Texto fornecido ::

● ● ●

Desafios do processo de alfabetização em questão no Brasil
Enviada em 12/01/2021
A Constituição Federal de 1988, documento jurídico mais importante do país, prevê, em seu artigo 6º, o direito à educação como inerente a todo cidadão brasileiro. No entanto, tal prerrogativa não tem se reverberado na prática quando se observa o alto índice de analfabetismo funcional no Brasil, dificultando, desse modo, a universalização desse direito. Diante dessa perspectiva, faz-se necessário pontuar a falta de investimento público em educação de qualidade, assim como a alienação social frente a importância da alfabetização na transformação de um futuro melhor.
Em uma primeira análise, deve-se ressaltar a ausência de medidas governamentais no combate a essa realidade: atualmente, mais da metade dos alunos que terminam o ensino médio podem ser considerados analfabetos funcionais, afirmam dados do INEP, Instituto Nacional de Estudos e Pesquisas Educacionais Anísio Teixeira. Tal conjuntura, segundo o filósofo contratualista John Locke, configura uma violação do “Contrato Social”, uma vez que o Estado, ao negligenciar a educação básica, priva a população de seus direitos fundamentais, o que infelizmente é evidente.
Ademais, é fundamental apontar a apatia social frente ao papel da alfabetização no Brasil. Segundo a filosofa francesa Simone de Beuvoir, “O mais escandaloso dos escandalos, é que nos habituamos a eles”. Diante do exposto, é notório que o tópico da alfabetização precária não representa uma prioridade entre a maioria dos eleitores: após mais de 30 anos de democracia a situação precária da alfabetização foi, lamentavelmente, banalizada, o que afirma o descompromisso dos governantes escolhidos, que seduzem a população com promessas de superávit econômico.

● ● ●

Enunciado da tarefa :: Liste todos os documentos, instituições e pensadores que o texto sobre alfabetização no Brasil invoca como fonte para seus argumentos.

● ● ●

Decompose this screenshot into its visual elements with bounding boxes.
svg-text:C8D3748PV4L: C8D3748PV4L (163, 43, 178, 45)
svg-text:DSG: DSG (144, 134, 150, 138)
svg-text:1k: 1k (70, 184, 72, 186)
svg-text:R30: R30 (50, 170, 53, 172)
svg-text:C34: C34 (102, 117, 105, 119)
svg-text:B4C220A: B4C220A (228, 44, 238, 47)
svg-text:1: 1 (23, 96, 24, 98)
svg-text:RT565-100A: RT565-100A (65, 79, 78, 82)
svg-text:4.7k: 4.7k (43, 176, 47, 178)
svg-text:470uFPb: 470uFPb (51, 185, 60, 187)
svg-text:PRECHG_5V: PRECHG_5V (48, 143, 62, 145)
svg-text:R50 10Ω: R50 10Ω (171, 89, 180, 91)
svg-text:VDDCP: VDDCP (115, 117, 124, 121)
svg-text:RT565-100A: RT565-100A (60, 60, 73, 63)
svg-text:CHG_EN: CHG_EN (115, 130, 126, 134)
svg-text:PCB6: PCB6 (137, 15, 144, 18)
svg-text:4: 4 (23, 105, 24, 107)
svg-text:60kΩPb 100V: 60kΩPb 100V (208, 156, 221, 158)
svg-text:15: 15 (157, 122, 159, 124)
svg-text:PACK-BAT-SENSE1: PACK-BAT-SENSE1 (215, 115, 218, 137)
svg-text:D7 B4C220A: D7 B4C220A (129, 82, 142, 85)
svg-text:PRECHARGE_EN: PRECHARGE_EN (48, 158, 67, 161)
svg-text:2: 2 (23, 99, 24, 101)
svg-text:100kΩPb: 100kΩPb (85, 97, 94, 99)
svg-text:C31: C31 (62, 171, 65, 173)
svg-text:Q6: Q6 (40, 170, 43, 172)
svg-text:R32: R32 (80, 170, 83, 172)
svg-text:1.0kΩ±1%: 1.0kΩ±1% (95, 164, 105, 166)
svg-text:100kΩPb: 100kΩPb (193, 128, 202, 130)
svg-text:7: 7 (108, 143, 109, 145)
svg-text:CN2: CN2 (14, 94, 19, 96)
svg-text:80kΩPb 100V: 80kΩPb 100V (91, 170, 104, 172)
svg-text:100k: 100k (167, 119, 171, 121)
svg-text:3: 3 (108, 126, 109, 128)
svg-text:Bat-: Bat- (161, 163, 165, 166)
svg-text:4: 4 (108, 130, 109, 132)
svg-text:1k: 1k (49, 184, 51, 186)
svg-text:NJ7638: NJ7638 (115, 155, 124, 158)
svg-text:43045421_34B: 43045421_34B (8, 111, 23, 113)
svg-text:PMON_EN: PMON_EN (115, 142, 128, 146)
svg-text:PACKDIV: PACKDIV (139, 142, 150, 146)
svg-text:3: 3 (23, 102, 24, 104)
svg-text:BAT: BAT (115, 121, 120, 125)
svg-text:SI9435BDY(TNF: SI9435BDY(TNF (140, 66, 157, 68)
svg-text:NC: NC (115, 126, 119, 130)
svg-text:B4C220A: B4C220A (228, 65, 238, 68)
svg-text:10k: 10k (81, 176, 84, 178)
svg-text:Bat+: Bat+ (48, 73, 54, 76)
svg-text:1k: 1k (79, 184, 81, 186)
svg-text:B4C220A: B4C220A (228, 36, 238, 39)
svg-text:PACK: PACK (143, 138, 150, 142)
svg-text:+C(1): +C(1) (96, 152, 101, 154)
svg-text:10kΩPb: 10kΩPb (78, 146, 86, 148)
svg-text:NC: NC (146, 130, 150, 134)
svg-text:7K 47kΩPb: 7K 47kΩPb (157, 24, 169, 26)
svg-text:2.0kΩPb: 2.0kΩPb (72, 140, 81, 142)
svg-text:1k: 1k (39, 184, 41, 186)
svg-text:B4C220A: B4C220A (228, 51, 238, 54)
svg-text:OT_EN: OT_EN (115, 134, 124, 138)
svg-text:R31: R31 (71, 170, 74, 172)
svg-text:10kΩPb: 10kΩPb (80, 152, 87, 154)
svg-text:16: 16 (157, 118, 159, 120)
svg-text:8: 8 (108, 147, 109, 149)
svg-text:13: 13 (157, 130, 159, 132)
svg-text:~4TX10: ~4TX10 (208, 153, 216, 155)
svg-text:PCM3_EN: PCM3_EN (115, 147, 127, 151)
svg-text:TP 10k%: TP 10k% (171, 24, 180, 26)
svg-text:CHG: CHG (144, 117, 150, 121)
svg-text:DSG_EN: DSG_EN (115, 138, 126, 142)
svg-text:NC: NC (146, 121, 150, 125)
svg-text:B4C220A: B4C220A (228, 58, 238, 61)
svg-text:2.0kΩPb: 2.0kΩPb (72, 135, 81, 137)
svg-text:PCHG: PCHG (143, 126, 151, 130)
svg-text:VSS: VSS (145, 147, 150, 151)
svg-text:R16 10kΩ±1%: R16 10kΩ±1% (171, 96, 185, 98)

● ● ●

Resposta esperada ::
- Constituição Federal de 1988 (artigo 6º)
- INEP, Instituto Nacional de Estudos e Pesquisas Educacionais Anísio Teixeira
- John Locke
- Simone de Beuvoir